[Figure record listings]
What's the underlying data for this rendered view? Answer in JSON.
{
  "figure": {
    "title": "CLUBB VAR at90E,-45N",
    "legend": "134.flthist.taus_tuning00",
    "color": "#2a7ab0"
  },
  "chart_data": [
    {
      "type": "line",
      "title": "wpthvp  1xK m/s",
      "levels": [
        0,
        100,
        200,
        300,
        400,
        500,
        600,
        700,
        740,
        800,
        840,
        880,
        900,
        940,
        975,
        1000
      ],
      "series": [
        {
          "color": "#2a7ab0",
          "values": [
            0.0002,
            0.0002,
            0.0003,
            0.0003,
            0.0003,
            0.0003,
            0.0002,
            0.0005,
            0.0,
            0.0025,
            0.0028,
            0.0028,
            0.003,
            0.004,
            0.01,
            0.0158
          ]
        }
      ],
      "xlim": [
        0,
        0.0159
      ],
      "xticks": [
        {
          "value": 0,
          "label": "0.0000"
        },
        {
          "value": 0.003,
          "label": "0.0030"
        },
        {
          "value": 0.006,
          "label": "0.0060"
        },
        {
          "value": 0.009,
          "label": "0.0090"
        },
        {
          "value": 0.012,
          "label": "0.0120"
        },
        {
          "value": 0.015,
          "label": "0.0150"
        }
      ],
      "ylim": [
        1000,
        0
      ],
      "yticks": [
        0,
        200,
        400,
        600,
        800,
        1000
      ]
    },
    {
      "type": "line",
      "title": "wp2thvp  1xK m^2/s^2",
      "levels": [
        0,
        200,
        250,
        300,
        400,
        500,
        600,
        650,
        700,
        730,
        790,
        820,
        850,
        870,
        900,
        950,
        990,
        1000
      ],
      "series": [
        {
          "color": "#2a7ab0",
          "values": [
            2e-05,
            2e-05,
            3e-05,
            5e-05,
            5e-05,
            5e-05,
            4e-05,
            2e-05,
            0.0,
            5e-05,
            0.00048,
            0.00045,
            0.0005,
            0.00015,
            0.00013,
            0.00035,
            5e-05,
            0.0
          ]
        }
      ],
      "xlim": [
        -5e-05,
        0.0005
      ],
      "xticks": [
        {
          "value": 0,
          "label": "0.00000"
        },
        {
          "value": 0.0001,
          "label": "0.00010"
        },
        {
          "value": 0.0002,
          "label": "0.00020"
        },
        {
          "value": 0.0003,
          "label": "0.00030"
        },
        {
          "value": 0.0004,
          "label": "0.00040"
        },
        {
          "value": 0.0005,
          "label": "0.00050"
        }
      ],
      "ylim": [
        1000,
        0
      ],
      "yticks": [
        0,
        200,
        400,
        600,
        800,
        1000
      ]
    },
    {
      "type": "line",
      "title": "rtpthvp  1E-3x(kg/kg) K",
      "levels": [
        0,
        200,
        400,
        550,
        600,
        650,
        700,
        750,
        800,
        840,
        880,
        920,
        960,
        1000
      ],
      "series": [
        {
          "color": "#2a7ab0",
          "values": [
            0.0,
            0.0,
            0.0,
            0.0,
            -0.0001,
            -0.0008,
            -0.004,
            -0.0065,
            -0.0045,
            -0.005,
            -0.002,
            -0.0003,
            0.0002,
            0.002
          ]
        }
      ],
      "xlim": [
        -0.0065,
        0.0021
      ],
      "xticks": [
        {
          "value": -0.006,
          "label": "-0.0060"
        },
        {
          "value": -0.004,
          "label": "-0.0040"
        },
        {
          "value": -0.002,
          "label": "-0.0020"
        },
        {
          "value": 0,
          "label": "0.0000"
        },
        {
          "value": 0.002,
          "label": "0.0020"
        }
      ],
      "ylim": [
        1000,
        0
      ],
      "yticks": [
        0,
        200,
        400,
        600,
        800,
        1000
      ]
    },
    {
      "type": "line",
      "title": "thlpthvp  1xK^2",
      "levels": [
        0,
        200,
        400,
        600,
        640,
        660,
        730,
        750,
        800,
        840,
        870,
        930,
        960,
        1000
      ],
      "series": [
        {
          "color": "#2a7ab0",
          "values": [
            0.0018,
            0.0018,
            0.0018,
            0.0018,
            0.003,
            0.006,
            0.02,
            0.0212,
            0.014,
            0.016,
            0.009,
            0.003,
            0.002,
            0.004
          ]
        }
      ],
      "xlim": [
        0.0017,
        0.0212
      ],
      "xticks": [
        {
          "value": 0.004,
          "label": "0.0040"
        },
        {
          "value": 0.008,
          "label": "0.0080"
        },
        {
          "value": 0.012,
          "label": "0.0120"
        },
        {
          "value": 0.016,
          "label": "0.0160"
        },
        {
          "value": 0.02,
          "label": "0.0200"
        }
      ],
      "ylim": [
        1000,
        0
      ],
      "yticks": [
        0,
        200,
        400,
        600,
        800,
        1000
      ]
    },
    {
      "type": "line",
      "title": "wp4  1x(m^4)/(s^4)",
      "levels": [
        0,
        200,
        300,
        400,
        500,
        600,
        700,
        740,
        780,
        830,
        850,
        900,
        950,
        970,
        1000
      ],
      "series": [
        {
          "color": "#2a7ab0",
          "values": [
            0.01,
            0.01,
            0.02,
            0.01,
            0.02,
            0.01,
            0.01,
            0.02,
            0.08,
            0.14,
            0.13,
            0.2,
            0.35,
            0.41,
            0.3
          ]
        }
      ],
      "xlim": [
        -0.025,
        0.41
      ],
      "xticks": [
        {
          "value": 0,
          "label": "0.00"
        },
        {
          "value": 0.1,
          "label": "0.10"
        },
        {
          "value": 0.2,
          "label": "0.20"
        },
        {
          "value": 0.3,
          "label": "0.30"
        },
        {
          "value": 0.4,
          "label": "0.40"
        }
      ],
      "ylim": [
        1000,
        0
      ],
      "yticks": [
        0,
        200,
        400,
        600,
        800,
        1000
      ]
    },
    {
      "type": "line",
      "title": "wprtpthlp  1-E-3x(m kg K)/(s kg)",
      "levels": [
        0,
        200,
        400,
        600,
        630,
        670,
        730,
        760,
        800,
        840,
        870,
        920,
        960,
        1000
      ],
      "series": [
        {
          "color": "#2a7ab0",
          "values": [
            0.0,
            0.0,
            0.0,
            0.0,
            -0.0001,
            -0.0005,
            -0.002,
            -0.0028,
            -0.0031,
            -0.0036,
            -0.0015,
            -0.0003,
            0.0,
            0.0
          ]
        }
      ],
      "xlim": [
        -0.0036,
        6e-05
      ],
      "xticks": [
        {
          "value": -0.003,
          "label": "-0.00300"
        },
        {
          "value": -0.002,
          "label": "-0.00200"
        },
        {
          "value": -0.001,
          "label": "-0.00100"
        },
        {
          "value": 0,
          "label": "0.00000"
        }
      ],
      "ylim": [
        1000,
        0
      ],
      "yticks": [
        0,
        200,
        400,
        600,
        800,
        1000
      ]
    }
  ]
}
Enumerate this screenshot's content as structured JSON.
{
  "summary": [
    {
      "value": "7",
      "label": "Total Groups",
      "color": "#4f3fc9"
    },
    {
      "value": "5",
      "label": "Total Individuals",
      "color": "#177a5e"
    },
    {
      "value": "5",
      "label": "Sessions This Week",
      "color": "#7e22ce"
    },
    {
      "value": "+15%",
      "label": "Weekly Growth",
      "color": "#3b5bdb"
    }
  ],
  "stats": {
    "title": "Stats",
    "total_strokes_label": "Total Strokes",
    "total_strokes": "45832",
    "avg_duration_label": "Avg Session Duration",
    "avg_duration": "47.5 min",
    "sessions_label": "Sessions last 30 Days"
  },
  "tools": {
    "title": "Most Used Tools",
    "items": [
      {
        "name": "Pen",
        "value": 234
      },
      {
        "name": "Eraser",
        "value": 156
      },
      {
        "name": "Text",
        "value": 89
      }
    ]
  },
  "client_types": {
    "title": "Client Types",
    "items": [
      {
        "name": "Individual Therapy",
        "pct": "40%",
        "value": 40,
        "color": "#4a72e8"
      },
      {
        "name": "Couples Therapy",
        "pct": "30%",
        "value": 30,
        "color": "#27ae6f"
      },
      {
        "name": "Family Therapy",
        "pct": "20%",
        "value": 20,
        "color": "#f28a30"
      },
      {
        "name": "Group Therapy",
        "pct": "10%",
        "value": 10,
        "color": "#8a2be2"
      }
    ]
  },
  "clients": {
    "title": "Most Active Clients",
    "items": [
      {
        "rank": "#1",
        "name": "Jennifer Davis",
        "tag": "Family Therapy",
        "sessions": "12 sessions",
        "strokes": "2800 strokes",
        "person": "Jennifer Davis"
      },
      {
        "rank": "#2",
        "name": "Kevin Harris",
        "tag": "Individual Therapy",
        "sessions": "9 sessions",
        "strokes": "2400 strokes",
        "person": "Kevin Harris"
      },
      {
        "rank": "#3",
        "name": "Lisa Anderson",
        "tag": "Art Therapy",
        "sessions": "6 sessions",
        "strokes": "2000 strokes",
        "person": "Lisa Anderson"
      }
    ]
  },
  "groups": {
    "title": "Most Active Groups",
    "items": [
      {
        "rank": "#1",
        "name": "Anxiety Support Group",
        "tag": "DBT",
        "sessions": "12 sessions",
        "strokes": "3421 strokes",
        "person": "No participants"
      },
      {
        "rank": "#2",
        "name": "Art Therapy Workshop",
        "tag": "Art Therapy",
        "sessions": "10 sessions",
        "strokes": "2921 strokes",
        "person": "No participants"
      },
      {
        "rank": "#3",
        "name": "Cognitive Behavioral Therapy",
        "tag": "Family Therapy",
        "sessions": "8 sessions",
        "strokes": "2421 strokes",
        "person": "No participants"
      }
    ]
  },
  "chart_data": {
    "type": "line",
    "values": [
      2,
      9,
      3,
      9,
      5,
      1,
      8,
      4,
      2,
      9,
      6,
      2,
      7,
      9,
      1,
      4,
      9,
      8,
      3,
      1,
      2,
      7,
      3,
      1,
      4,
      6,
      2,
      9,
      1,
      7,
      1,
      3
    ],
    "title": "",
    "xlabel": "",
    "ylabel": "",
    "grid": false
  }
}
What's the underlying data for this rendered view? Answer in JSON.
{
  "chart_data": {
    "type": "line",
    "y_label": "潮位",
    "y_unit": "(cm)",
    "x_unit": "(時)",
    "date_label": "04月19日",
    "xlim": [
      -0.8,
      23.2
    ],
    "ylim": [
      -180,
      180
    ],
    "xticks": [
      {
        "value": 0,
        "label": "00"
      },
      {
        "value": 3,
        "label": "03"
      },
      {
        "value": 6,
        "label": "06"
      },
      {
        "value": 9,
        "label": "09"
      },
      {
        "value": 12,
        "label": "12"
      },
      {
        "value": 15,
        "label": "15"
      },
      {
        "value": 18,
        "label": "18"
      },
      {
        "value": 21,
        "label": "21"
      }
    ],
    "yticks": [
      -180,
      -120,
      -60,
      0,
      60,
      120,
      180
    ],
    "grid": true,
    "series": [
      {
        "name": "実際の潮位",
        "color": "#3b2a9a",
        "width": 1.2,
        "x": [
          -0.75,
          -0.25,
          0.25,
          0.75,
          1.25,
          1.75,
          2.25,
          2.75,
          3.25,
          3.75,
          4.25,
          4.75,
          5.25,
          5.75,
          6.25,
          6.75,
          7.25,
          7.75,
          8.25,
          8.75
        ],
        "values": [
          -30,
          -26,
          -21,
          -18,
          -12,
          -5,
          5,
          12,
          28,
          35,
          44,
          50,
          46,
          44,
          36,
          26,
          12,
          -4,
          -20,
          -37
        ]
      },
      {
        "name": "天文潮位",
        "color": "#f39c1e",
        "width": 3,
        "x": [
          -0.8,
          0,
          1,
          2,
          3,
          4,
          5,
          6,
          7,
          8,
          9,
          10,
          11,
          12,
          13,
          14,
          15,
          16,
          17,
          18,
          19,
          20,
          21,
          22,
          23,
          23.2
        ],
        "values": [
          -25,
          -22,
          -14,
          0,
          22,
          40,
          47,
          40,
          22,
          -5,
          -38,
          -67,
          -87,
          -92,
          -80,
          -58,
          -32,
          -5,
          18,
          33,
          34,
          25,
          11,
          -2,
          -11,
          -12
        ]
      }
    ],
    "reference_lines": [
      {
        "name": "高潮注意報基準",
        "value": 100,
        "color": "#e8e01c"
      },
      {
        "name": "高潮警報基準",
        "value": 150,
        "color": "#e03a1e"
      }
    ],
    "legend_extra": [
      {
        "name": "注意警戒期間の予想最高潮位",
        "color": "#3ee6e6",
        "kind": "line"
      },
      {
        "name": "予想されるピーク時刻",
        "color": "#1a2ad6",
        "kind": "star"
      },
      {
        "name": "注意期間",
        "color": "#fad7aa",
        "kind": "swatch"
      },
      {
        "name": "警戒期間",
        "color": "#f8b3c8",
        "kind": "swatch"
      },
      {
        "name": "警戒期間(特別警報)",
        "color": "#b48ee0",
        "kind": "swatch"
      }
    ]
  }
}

**Exercise goal**: Each line above that includes "Therapy" should be shown.

**The reply**:
        "name": "Individual Therapy",
        "name": "Couples Therapy",
        "name": "Family Therapy",
        "name": "Group Therapy",
        "tag": "Family Therapy",
        "tag": "Individual Therapy",
        "tag": "Art Therapy",
        "name": "Art Therapy Workshop",
        "tag": "Art Therapy",
        "name": "Cognitive Behavioral Therapy",
        "tag": "Family Therapy",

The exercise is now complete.